Requirements: Check each line for the word "dụng" and give how many have it. Say nothing else.

(Extracted data entries)
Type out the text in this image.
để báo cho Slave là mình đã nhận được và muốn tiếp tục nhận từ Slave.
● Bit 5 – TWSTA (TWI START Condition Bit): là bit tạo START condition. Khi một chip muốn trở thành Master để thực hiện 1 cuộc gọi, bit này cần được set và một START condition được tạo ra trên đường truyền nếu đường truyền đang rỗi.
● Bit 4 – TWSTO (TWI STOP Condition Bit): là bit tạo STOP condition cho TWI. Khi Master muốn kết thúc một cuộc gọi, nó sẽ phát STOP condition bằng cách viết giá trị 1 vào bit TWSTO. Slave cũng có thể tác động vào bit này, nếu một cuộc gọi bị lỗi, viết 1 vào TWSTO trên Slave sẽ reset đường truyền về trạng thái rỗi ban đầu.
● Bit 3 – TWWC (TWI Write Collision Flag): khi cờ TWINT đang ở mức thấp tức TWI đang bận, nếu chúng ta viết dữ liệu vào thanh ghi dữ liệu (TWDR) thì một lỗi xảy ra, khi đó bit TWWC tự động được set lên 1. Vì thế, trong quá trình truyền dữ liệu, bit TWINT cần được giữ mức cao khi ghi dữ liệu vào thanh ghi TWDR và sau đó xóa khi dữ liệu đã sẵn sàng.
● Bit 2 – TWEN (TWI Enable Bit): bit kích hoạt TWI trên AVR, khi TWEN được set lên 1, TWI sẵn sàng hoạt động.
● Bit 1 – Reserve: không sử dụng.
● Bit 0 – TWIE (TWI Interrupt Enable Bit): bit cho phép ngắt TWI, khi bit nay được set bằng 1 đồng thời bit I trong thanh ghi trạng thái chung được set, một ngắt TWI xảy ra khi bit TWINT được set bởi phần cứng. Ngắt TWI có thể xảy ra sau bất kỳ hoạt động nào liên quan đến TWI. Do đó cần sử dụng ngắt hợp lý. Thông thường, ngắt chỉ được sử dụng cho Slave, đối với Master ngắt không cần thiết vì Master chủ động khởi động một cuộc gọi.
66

Exercise solution: 2